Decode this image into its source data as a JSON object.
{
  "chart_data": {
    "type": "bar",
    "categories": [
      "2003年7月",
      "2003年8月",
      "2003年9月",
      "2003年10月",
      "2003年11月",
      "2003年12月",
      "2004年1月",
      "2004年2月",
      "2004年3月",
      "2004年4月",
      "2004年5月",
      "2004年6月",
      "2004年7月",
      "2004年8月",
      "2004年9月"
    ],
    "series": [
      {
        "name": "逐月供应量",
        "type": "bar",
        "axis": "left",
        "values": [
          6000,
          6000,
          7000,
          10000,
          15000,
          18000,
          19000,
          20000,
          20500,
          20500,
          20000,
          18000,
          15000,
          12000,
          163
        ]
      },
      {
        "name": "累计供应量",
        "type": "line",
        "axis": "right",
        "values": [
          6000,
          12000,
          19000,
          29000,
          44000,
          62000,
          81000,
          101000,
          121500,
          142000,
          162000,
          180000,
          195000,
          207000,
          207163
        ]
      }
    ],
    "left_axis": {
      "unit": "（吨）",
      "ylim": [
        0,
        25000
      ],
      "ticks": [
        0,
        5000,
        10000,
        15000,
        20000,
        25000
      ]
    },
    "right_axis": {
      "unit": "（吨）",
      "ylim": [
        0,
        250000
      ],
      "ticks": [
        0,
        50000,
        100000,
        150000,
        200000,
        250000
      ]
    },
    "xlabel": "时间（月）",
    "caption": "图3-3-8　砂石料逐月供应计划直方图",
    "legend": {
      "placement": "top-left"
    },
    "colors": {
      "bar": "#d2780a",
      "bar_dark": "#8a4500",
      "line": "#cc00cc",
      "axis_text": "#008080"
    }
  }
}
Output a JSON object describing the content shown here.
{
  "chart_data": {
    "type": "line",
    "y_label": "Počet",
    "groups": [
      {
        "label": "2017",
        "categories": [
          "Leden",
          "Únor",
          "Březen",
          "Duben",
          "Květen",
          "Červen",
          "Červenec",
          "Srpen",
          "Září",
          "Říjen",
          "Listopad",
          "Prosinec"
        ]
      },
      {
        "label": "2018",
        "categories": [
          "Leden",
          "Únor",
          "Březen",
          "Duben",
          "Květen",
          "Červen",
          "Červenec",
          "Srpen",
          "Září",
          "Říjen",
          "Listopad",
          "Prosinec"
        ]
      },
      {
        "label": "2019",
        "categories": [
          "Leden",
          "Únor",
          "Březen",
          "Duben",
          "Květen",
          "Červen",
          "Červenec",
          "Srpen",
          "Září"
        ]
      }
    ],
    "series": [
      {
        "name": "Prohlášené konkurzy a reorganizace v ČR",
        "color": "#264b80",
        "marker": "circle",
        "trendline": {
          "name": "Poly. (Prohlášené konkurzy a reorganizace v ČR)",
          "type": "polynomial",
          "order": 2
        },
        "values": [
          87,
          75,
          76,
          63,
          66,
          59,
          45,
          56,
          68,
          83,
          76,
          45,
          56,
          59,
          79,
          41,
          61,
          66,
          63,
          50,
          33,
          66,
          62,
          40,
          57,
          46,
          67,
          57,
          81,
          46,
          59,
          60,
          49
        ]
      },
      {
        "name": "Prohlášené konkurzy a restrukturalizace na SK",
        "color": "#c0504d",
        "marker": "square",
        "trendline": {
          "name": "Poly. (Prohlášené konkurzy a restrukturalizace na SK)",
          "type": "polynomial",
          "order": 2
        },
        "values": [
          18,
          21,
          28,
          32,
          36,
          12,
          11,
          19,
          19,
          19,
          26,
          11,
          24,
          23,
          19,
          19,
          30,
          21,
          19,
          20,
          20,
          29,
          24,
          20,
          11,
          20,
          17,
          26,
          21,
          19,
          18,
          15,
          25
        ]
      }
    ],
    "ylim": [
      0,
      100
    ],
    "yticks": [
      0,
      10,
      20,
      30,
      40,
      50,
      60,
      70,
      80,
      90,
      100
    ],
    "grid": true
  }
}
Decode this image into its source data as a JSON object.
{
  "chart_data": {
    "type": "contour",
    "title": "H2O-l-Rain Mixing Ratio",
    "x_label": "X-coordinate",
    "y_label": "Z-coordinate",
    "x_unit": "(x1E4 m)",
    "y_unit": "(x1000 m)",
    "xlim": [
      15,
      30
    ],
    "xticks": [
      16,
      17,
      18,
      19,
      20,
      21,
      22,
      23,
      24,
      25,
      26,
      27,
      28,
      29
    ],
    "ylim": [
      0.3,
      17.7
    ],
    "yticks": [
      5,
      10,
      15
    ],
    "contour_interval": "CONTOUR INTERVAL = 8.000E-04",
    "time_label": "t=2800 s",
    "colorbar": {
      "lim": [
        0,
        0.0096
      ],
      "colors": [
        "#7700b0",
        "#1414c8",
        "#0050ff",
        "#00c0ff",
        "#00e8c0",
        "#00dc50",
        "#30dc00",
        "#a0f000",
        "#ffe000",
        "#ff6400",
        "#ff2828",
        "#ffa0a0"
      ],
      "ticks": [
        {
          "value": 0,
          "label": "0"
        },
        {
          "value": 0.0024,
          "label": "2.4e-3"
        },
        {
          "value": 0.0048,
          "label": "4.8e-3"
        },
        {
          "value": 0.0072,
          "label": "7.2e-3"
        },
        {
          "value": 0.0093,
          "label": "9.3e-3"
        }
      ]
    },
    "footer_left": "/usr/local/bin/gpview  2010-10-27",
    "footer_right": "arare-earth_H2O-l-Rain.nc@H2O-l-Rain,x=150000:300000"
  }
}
============
▶ _Problem_: Using the entries above, please restate each one word for word.

▶ _The completed task_:
Decode this image into its source data as a JSON object.
{
  "chart_data": {
    "type": "bar",
    "categories": [
      "2003年7月",
      "2003年8月",
      "2003年9月",
      "2003年10月",
      "2003年11月",
      "2003年12月",
      "2004年1月",
      "2004年2月",
      "2004年3月",
      "2004年4月",
      "2004年5月",
      "2004年6月",
      "2004年7月",
      "2004年8月",
      "2004年9月"
    ],
    "series": [
      {
        "name": "逐月供应量",
        "type": "bar",
        "axis": "left",
        "values": [
          6000,
          6000,
          7000,
          10000,
          15000,
          18000,
          19000,
          20000,
          20500,
          20500,
          20000,
          18000,
          15000,
          12000,
          163
        ]
      },
      {
        "name": "累计供应量",
        "type": "line",
        "axis": "right",
        "values": [
          6000,
          12000,
          19000,
          29000,
          44000,
          62000,
          81000,
          101000,
          121500,
          142000,
          162000,
          180000,
          195000,
          207000,
          207163
        ]
      }
    ],
    "left_axis": {
      "unit": "（吨）",
      "ylim": [
        0,
        25000
      ],
      "ticks": [
        0,
        5000,
        10000,
        15000,
        20000,
        25000
      ]
    },
    "right_axis": {
      "unit": "（吨）",
      "ylim": [
        0,
        250000
      ],
      "ticks": [
        0,
        50000,
        100000,
        150000,
        200000,
        250000
      ]
    },
    "xlabel": "时间（月）",
    "caption": "图3-3-8　砂石料逐月供应计划直方图",
    "legend": {
      "placement": "top-left"
    },
    "colors": {
      "bar": "#d2780a",
      "bar_dark": "#8a4500",
      "line": "#cc00cc",
      "axis_text": "#008080"
    }
  }
}
Output a JSON object describing the content shown here.
{
  "chart_data": {
    "type": "line",
    "y_label": "Počet",
    "groups": [
      {
        "label": "2017",
        "categories": [
          "Leden",
          "Únor",
          "Březen",
          "Duben",
          "Květen",
          "Červen",
          "Červenec",
          "Srpen",
          "Září",
          "Říjen",
          "Listopad",
          "Prosinec"
        ]
      },
      {
        "label": "2018",
        "categories": [
          "Leden",
          "Únor",
          "Březen",
          "Duben",
          "Květen",
          "Červen",
          "Červenec",
          "Srpen",
          "Září",
          "Říjen",
          "Listopad",
          "Prosinec"
        ]
      },
      {
        "label": "2019",
        "categories": [
          "Leden",
          "Únor",
          "Březen",
          "Duben",
          "Květen",
          "Červen",
          "Červenec",
          "Srpen",
          "Září"
        ]
      }
    ],
    "series": [
      {
        "name": "Prohlášené konkurzy a reorganizace v ČR",
        "color": "#264b80",
        "marker": "circle",
        "trendline": {
          "name": "Poly. (Prohlášené konkurzy a reorganizace v ČR)",
          "type": "polynomial",
          "order": 2
        },
        "values": [
          87,
          75,
          76,
          63,
          66,
          59,
          45,
          56,
          68,
          83,
          76,
          45,
          56,
          59,
          79,
          41,
          61,
          66,
          63,
          50,
          33,
          66,
          62,
          40,
          57,
          46,
          67,
          57,
          81,
          46,
          59,
          60,
          49
        ]
      },
      {
        "name": "Prohlášené konkurzy a restrukturalizace na SK",
        "color": "#c0504d",
        "marker": "square",
        "trendline": {
          "name": "Poly. (Prohlášené konkurzy a restrukturalizace na SK)",
          "type": "polynomial",
          "order": 2
        },
        "values": [
          18,
          21,
          28,
          32,
          36,
          12,
          11,
          19,
          19,
          19,
          26,
          11,
          24,
          23,
          19,
          19,
          30,
          21,
          19,
          20,
          20,
          29,
          24,
          20,
          11,
          20,
          17,
          26,
          21,
          19,
          18,
          15,
          25
        ]
      }
    ],
    "ylim": [
      0,
      100
    ],
    "yticks": [
      0,
      10,
      20,
      30,
      40,
      50,
      60,
      70,
      80,
      90,
      100
    ],
    "grid": true
  }
}
Decode this image into its source data as a JSON object.
{
  "chart_data": {
    "type": "contour",
    "title": "H2O-l-Rain Mixing Ratio",
    "x_label": "X-coordinate",
    "y_label": "Z-coordinate",
    "x_unit": "(x1E4 m)",
    "y_unit": "(x1000 m)",
    "xlim": [
      15,
      30
    ],
    "xticks": [
      16,
      17,
      18,
      19,
      20,
      21,
      22,
      23,
      24,
      25,
      26,
      27,
      28,
      29
    ],
    "ylim": [
      0.3,
      17.7
    ],
    "yticks": [
      5,
      10,
      15
    ],
    "contour_interval": "CONTOUR INTERVAL = 8.000E-04",
    "time_label": "t=2800 s",
    "colorbar": {
      "lim": [
        0,
        0.0096
      ],
      "colors": [
        "#7700b0",
        "#1414c8",
        "#0050ff",
        "#00c0ff",
        "#00e8c0",
        "#00dc50",
        "#30dc00",
        "#a0f000",
        "#ffe000",
        "#ff6400",
        "#ff2828",
        "#ffa0a0"
      ],
      "ticks": [
        {
          "value": 0,
          "label": "0"
        },
        {
          "value": 0.0024,
          "label": "2.4e-3"
        },
        {
          "value": 0.0048,
          "label": "4.8e-3"
        },
        {
          "value": 0.0072,
          "label": "7.2e-3"
        },
        {
          "value": 0.0093,
          "label": "9.3e-3"
        }
      ]
    },
    "footer_left": "/usr/local/bin/gpview  2010-10-27",
    "footer_right": "arare-earth_H2O-l-Rain.nc@H2O-l-Rain,x=150000:300000"
  }
}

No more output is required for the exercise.